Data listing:
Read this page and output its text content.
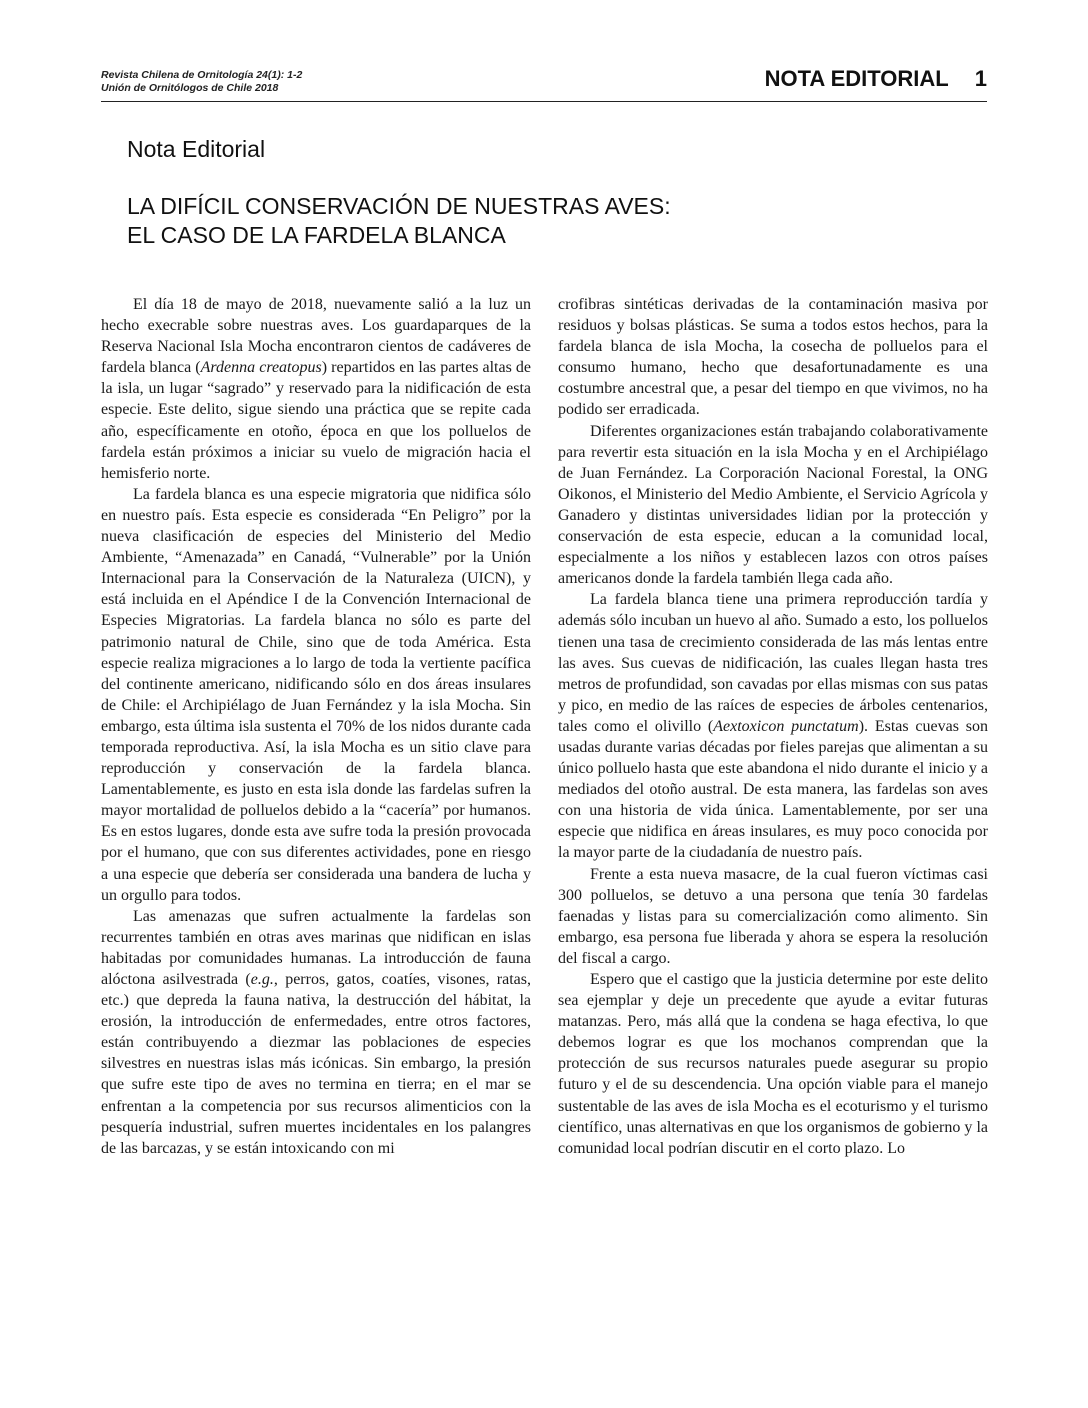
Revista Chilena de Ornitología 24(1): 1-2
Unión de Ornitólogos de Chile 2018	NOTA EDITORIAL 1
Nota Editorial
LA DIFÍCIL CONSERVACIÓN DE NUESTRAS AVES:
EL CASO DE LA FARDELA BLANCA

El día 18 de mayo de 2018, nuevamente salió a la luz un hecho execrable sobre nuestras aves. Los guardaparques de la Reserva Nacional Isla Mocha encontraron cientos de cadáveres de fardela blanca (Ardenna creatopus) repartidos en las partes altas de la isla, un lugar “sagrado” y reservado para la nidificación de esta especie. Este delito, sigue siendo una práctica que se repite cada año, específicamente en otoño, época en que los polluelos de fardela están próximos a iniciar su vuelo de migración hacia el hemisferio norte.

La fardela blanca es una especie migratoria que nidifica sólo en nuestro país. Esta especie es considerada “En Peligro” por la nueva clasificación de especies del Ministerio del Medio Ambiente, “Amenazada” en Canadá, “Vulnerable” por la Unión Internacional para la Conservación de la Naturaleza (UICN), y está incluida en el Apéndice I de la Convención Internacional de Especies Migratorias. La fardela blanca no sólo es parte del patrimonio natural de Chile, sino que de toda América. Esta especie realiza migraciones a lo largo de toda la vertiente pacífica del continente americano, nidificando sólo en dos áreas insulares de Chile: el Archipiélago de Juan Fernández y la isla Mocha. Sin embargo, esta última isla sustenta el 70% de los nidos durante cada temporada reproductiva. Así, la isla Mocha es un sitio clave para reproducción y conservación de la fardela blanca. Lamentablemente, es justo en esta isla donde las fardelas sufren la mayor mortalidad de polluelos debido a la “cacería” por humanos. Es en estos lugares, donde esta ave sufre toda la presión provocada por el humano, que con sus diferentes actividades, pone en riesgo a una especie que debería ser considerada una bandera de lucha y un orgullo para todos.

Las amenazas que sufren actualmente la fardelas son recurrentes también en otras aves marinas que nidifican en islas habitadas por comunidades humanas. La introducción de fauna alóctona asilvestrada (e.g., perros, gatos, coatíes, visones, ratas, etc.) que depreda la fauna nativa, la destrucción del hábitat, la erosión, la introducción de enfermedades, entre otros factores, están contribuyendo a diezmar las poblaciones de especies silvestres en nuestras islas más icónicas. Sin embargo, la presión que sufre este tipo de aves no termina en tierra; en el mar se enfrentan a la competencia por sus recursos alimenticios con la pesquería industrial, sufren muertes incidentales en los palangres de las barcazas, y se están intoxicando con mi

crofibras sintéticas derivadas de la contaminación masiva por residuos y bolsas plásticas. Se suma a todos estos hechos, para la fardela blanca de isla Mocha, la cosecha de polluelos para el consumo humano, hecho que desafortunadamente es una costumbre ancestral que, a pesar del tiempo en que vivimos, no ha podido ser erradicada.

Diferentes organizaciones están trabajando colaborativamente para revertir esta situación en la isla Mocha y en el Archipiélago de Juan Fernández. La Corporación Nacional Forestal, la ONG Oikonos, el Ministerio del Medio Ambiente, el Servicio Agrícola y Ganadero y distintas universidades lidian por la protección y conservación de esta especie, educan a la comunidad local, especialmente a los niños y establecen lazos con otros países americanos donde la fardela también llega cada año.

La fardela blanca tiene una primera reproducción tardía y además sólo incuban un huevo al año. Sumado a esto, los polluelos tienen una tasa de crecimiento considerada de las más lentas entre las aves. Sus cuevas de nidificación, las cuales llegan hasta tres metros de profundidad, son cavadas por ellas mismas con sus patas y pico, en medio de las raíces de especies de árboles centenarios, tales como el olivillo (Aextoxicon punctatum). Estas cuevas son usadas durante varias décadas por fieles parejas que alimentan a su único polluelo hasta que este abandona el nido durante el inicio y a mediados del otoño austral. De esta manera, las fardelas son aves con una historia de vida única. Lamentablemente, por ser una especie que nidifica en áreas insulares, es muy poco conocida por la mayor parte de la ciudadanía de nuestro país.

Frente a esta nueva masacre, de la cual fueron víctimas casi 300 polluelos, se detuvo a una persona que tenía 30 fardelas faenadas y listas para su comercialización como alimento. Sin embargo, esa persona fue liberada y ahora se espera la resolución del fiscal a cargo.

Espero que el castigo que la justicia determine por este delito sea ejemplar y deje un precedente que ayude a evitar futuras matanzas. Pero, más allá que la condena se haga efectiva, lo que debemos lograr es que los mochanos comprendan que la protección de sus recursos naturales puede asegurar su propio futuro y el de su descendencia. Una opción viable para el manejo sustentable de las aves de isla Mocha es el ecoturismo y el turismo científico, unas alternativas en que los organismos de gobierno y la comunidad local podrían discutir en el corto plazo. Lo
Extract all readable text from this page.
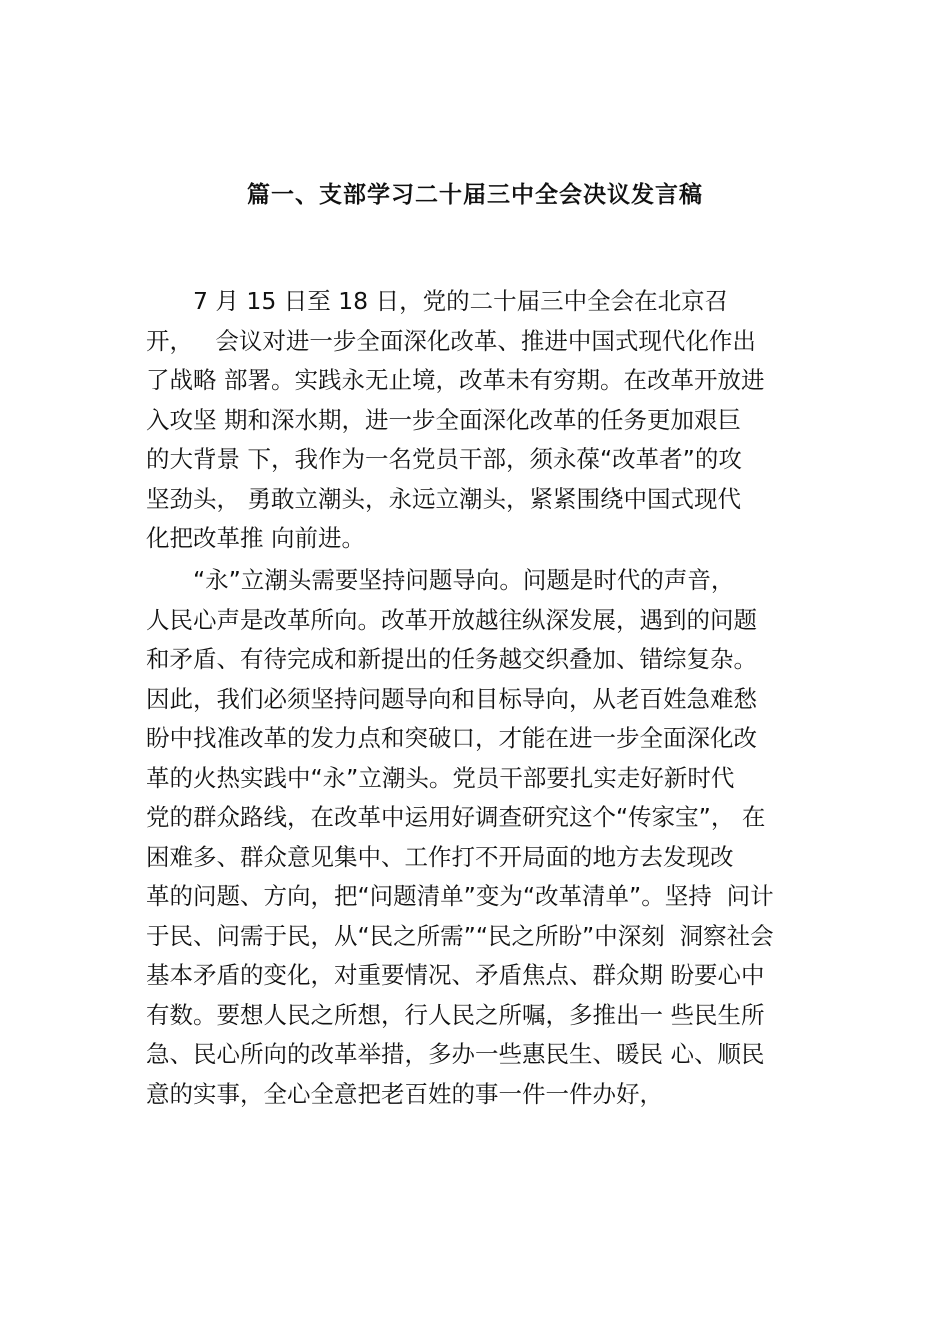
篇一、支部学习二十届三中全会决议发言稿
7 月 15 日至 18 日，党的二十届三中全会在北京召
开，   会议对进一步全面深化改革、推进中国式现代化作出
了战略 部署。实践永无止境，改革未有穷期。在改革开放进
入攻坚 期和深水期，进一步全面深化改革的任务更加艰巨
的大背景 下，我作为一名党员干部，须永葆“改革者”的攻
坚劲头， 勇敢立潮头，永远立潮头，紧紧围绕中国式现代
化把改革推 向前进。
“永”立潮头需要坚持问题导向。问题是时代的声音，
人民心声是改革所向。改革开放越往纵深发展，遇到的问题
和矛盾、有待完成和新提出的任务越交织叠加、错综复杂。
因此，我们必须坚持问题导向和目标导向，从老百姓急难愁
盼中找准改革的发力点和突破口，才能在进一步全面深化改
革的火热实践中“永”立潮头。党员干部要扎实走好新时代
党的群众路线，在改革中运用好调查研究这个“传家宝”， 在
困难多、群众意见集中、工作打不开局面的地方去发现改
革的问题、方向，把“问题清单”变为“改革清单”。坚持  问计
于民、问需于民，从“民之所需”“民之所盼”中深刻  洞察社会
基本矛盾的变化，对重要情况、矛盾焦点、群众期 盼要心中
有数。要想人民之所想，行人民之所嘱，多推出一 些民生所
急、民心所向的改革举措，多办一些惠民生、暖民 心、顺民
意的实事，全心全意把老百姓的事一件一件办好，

Your instructions: Restate the listing above word for word, and skip the pictures.

Response:
Read this page and output its text content.
Revista Chilena de Ornitología 24(1): 1-2
Unión de Ornitólogos de Chile 2018	NOTA EDITORIAL 1
Nota Editorial
LA DIFÍCIL CONSERVACIÓN DE NUESTRAS AVES:
EL CASO DE LA FARDELA BLANCA

El día 18 de mayo de 2018, nuevamente salió a la luz un hecho execrable sobre nuestras aves. Los guardaparques de la Reserva Nacional Isla Mocha encontraron cientos de cadáveres de fardela blanca (Ardenna creatopus) repartidos en las partes altas de la isla, un lugar “sagrado” y reservado para la nidificación de esta especie. Este delito, sigue siendo una práctica que se repite cada año, específicamente en otoño, época en que los polluelos de fardela están próximos a iniciar su vuelo de migración hacia el hemisferio norte.

La fardela blanca es una especie migratoria que nidifica sólo en nuestro país. Esta especie es considerada “En Peligro” por la nueva clasificación de especies del Ministerio del Medio Ambiente, “Amenazada” en Canadá, “Vulnerable” por la Unión Internacional para la Conservación de la Naturaleza (UICN), y está incluida en el Apéndice I de la Convención Internacional de Especies Migratorias. La fardela blanca no sólo es parte del patrimonio natural de Chile, sino que de toda América. Esta especie realiza migraciones a lo largo de toda la vertiente pacífica del continente americano, nidificando sólo en dos áreas insulares de Chile: el Archipiélago de Juan Fernández y la isla Mocha. Sin embargo, esta última isla sustenta el 70% de los nidos durante cada temporada reproductiva. Así, la isla Mocha es un sitio clave para reproducción y conservación de la fardela blanca. Lamentablemente, es justo en esta isla donde las fardelas sufren la mayor mortalidad de polluelos debido a la “cacería” por humanos. Es en estos lugares, donde esta ave sufre toda la presión provocada por el humano, que con sus diferentes actividades, pone en riesgo a una especie que debería ser considerada una bandera de lucha y un orgullo para todos.

Las amenazas que sufren actualmente la fardelas son recurrentes también en otras aves marinas que nidifican en islas habitadas por comunidades humanas. La introducción de fauna alóctona asilvestrada (e.g., perros, gatos, coatíes, visones, ratas, etc.) que depreda la fauna nativa, la destrucción del hábitat, la erosión, la introducción de enfermedades, entre otros factores, están contribuyendo a diezmar las poblaciones de especies silvestres en nuestras islas más icónicas. Sin embargo, la presión que sufre este tipo de aves no termina en tierra; en el mar se enfrentan a la competencia por sus recursos alimenticios con la pesquería industrial, sufren muertes incidentales en los palangres de las barcazas, y se están intoxicando con mi

crofibras sintéticas derivadas de la contaminación masiva por residuos y bolsas plásticas. Se suma a todos estos hechos, para la fardela blanca de isla Mocha, la cosecha de polluelos para el consumo humano, hecho que desafortunadamente es una costumbre ancestral que, a pesar del tiempo en que vivimos, no ha podido ser erradicada.

Diferentes organizaciones están trabajando colaborativamente para revertir esta situación en la isla Mocha y en el Archipiélago de Juan Fernández. La Corporación Nacional Forestal, la ONG Oikonos, el Ministerio del Medio Ambiente, el Servicio Agrícola y Ganadero y distintas universidades lidian por la protección y conservación de esta especie, educan a la comunidad local, especialmente a los niños y establecen lazos con otros países americanos donde la fardela también llega cada año.

La fardela blanca tiene una primera reproducción tardía y además sólo incuban un huevo al año. Sumado a esto, los polluelos tienen una tasa de crecimiento considerada de las más lentas entre las aves. Sus cuevas de nidificación, las cuales llegan hasta tres metros de profundidad, son cavadas por ellas mismas con sus patas y pico, en medio de las raíces de especies de árboles centenarios, tales como el olivillo (Aextoxicon punctatum). Estas cuevas son usadas durante varias décadas por fieles parejas que alimentan a su único polluelo hasta que este abandona el nido durante el inicio y a mediados del otoño austral. De esta manera, las fardelas son aves con una historia de vida única. Lamentablemente, por ser una especie que nidifica en áreas insulares, es muy poco conocida por la mayor parte de la ciudadanía de nuestro país.

Frente a esta nueva masacre, de la cual fueron víctimas casi 300 polluelos, se detuvo a una persona que tenía 30 fardelas faenadas y listas para su comercialización como alimento. Sin embargo, esa persona fue liberada y ahora se espera la resolución del fiscal a cargo.

Espero que el castigo que la justicia determine por este delito sea ejemplar y deje un precedente que ayude a evitar futuras matanzas. Pero, más allá que la condena se haga efectiva, lo que debemos lograr es que los mochanos comprendan que la protección de sus recursos naturales puede asegurar su propio futuro y el de su descendencia. Una opción viable para el manejo sustentable de las aves de isla Mocha es el ecoturismo y el turismo científico, unas alternativas en que los organismos de gobierno y la comunidad local podrían discutir en el corto plazo. Lo
Extract all readable text from this page.
篇一、支部学习二十届三中全会决议发言稿
7 月 15 日至 18 日，党的二十届三中全会在北京召
开，   会议对进一步全面深化改革、推进中国式现代化作出
了战略 部署。实践永无止境，改革未有穷期。在改革开放进
入攻坚 期和深水期，进一步全面深化改革的任务更加艰巨
的大背景 下，我作为一名党员干部，须永葆“改革者”的攻
坚劲头， 勇敢立潮头，永远立潮头，紧紧围绕中国式现代
化把改革推 向前进。
“永”立潮头需要坚持问题导向。问题是时代的声音，
人民心声是改革所向。改革开放越往纵深发展，遇到的问题
和矛盾、有待完成和新提出的任务越交织叠加、错综复杂。
因此，我们必须坚持问题导向和目标导向，从老百姓急难愁
盼中找准改革的发力点和突破口，才能在进一步全面深化改
革的火热实践中“永”立潮头。党员干部要扎实走好新时代
党的群众路线，在改革中运用好调查研究这个“传家宝”， 在
困难多、群众意见集中、工作打不开局面的地方去发现改
革的问题、方向，把“问题清单”变为“改革清单”。坚持  问计
于民、问需于民，从“民之所需”“民之所盼”中深刻  洞察社会
基本矛盾的变化，对重要情况、矛盾焦点、群众期 盼要心中
有数。要想人民之所想，行人民之所嘱，多推出一 些民生所
急、民心所向的改革举措，多办一些惠民生、暖民 心、顺民
意的实事，全心全意把老百姓的事一件一件办好，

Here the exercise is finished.